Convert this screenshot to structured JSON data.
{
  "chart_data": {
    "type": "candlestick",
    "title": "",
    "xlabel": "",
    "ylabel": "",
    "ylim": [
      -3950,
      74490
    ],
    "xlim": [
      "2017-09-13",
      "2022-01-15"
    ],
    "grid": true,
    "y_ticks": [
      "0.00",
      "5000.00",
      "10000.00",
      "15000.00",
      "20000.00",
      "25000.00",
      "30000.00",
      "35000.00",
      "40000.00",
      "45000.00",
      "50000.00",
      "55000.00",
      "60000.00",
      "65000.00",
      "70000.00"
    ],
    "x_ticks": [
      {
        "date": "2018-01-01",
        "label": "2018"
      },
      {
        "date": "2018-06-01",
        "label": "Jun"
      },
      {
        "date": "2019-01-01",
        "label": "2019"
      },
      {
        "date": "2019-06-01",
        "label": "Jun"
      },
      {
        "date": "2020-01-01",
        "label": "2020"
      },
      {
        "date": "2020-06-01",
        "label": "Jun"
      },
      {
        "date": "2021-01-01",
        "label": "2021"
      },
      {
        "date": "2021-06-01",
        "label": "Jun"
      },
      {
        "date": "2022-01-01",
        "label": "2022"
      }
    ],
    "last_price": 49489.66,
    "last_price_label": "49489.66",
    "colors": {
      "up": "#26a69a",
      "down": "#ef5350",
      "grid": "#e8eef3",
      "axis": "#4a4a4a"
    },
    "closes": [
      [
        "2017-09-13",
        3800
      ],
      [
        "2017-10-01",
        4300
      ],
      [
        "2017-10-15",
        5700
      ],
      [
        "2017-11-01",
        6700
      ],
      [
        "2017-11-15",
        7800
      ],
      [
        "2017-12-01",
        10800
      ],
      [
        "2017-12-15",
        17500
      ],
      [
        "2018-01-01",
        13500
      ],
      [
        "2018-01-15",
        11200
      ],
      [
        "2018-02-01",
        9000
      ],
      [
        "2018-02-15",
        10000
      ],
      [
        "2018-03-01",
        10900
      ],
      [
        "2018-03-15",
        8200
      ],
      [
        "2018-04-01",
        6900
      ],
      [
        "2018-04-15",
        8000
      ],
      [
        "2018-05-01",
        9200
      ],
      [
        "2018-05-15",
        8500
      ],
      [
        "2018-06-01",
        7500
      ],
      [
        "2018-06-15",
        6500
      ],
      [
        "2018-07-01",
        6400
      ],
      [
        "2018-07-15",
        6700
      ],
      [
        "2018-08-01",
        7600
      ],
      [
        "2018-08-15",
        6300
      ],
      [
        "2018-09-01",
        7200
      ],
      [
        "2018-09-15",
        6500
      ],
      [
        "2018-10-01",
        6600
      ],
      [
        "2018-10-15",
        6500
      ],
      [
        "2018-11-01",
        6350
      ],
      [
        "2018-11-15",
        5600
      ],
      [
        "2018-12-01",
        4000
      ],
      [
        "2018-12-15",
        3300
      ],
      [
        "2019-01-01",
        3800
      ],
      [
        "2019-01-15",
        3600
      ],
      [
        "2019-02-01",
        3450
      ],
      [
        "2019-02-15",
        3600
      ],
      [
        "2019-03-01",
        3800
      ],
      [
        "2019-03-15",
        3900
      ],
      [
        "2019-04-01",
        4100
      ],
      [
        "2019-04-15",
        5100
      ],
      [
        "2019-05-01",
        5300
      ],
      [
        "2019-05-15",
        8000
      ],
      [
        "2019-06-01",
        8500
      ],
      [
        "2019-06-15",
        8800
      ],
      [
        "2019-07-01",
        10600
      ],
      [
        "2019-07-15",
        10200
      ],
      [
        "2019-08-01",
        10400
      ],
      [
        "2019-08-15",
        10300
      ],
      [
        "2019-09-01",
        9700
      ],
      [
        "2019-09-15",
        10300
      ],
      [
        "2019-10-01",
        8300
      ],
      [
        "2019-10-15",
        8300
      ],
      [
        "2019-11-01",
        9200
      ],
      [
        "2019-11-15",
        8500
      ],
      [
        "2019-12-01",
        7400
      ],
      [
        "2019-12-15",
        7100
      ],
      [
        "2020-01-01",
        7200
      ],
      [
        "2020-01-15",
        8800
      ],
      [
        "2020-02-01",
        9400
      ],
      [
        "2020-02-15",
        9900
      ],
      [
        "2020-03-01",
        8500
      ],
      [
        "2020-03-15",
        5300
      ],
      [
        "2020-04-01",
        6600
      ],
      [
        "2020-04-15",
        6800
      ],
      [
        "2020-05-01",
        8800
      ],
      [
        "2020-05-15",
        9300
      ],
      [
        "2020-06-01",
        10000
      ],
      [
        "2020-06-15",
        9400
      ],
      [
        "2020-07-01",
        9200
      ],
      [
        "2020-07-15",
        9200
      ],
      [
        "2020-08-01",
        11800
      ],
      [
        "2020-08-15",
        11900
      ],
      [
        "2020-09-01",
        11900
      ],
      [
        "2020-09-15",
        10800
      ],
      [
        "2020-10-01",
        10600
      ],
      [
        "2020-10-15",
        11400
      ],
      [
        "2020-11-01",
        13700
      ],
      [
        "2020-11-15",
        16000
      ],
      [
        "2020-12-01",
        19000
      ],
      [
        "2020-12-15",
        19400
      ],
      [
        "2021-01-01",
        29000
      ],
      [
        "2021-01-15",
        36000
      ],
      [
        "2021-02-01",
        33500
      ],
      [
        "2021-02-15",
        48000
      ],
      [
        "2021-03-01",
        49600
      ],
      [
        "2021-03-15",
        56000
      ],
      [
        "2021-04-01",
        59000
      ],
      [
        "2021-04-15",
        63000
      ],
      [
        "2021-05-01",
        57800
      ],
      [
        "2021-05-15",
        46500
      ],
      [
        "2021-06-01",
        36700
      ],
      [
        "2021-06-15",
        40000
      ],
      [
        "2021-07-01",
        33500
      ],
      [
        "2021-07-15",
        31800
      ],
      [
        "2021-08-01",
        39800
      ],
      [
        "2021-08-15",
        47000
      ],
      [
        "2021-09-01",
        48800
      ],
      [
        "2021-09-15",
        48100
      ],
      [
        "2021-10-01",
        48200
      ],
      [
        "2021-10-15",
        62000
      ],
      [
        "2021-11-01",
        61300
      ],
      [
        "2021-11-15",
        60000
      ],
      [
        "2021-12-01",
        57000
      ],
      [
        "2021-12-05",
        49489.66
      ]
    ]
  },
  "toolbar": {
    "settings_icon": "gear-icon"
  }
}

WHAT IS REQUIRED:
Restate all of the entries exactly, please.

THE RESULT:
Convert this screenshot to structured JSON data.
{
  "chart_data": {
    "type": "candlestick",
    "title": "",
    "xlabel": "",
    "ylabel": "",
    "ylim": [
      -3950,
      74490
    ],
    "xlim": [
      "2017-09-13",
      "2022-01-15"
    ],
    "grid": true,
    "y_ticks": [
      "0.00",
      "5000.00",
      "10000.00",
      "15000.00",
      "20000.00",
      "25000.00",
      "30000.00",
      "35000.00",
      "40000.00",
      "45000.00",
      "50000.00",
      "55000.00",
      "60000.00",
      "65000.00",
      "70000.00"
    ],
    "x_ticks": [
      {
        "date": "2018-01-01",
        "label": "2018"
      },
      {
        "date": "2018-06-01",
        "label": "Jun"
      },
      {
        "date": "2019-01-01",
        "label": "2019"
      },
      {
        "date": "2019-06-01",
        "label": "Jun"
      },
      {
        "date": "2020-01-01",
        "label": "2020"
      },
      {
        "date": "2020-06-01",
        "label": "Jun"
      },
      {
        "date": "2021-01-01",
        "label": "2021"
      },
      {
        "date": "2021-06-01",
        "label": "Jun"
      },
      {
        "date": "2022-01-01",
        "label": "2022"
      }
    ],
    "last_price": 49489.66,
    "last_price_label": "49489.66",
    "colors": {
      "up": "#26a69a",
      "down": "#ef5350",
      "grid": "#e8eef3",
      "axis": "#4a4a4a"
    },
    "closes": [
      [
        "2017-09-13",
        3800
      ],
      [
        "2017-10-01",
        4300
      ],
      [
        "2017-10-15",
        5700
      ],
      [
        "2017-11-01",
        6700
      ],
      [
        "2017-11-15",
        7800
      ],
      [
        "2017-12-01",
        10800
      ],
      [
        "2017-12-15",
        17500
      ],
      [
        "2018-01-01",
        13500
      ],
      [
        "2018-01-15",
        11200
      ],
      [
        "2018-02-01",
        9000
      ],
      [
        "2018-02-15",
        10000
      ],
      [
        "2018-03-01",
        10900
      ],
      [
        "2018-03-15",
        8200
      ],
      [
        "2018-04-01",
        6900
      ],
      [
        "2018-04-15",
        8000
      ],
      [
        "2018-05-01",
        9200
      ],
      [
        "2018-05-15",
        8500
      ],
      [
        "2018-06-01",
        7500
      ],
      [
        "2018-06-15",
        6500
      ],
      [
        "2018-07-01",
        6400
      ],
      [
        "2018-07-15",
        6700
      ],
      [
        "2018-08-01",
        7600
      ],
      [
        "2018-08-15",
        6300
      ],
      [
        "2018-09-01",
        7200
      ],
      [
        "2018-09-15",
        6500
      ],
      [
        "2018-10-01",
        6600
      ],
      [
        "2018-10-15",
        6500
      ],
      [
        "2018-11-01",
        6350
      ],
      [
        "2018-11-15",
        5600
      ],
      [
        "2018-12-01",
        4000
      ],
      [
        "2018-12-15",
        3300
      ],
      [
        "2019-01-01",
        3800
      ],
      [
        "2019-01-15",
        3600
      ],
      [
        "2019-02-01",
        3450
      ],
      [
        "2019-02-15",
        3600
      ],
      [
        "2019-03-01",
        3800
      ],
      [
        "2019-03-15",
        3900
      ],
      [
        "2019-04-01",
        4100
      ],
      [
        "2019-04-15",
        5100
      ],
      [
        "2019-05-01",
        5300
      ],
      [
        "2019-05-15",
        8000
      ],
      [
        "2019-06-01",
        8500
      ],
      [
        "2019-06-15",
        8800
      ],
      [
        "2019-07-01",
        10600
      ],
      [
        "2019-07-15",
        10200
      ],
      [
        "2019-08-01",
        10400
      ],
      [
        "2019-08-15",
        10300
      ],
      [
        "2019-09-01",
        9700
      ],
      [
        "2019-09-15",
        10300
      ],
      [
        "2019-10-01",
        8300
      ],
      [
        "2019-10-15",
        8300
      ],
      [
        "2019-11-01",
        9200
      ],
      [
        "2019-11-15",
        8500
      ],
      [
        "2019-12-01",
        7400
      ],
      [
        "2019-12-15",
        7100
      ],
      [
        "2020-01-01",
        7200
      ],
      [
        "2020-01-15",
        8800
      ],
      [
        "2020-02-01",
        9400
      ],
      [
        "2020-02-15",
        9900
      ],
      [
        "2020-03-01",
        8500
      ],
      [
        "2020-03-15",
        5300
      ],
      [
        "2020-04-01",
        6600
      ],
      [
        "2020-04-15",
        6800
      ],
      [
        "2020-05-01",
        8800
      ],
      [
        "2020-05-15",
        9300
      ],
      [
        "2020-06-01",
        10000
      ],
      [
        "2020-06-15",
        9400
      ],
      [
        "2020-07-01",
        9200
      ],
      [
        "2020-07-15",
        9200
      ],
      [
        "2020-08-01",
        11800
      ],
      [
        "2020-08-15",
        11900
      ],
      [
        "2020-09-01",
        11900
      ],
      [
        "2020-09-15",
        10800
      ],
      [
        "2020-10-01",
        10600
      ],
      [
        "2020-10-15",
        11400
      ],
      [
        "2020-11-01",
        13700
      ],
      [
        "2020-11-15",
        16000
      ],
      [
        "2020-12-01",
        19000
      ],
      [
        "2020-12-15",
        19400
      ],
      [
        "2021-01-01",
        29000
      ],
      [
        "2021-01-15",
        36000
      ],
      [
        "2021-02-01",
        33500
      ],
      [
        "2021-02-15",
        48000
      ],
      [
        "2021-03-01",
        49600
      ],
      [
        "2021-03-15",
        56000
      ],
      [
        "2021-04-01",
        59000
      ],
      [
        "2021-04-15",
        63000
      ],
      [
        "2021-05-01",
        57800
      ],
      [
        "2021-05-15",
        46500
      ],
      [
        "2021-06-01",
        36700
      ],
      [
        "2021-06-15",
        40000
      ],
      [
        "2021-07-01",
        33500
      ],
      [
        "2021-07-15",
        31800
      ],
      [
        "2021-08-01",
        39800
      ],
      [
        "2021-08-15",
        47000
      ],
      [
        "2021-09-01",
        48800
      ],
      [
        "2021-09-15",
        48100
      ],
      [
        "2021-10-01",
        48200
      ],
      [
        "2021-10-15",
        62000
      ],
      [
        "2021-11-01",
        61300
      ],
      [
        "2021-11-15",
        60000
      ],
      [
        "2021-12-01",
        57000
      ],
      [
        "2021-12-05",
        49489.66
      ]
    ]
  },
  "toolbar": {
    "settings_icon": "gear-icon"
  }
}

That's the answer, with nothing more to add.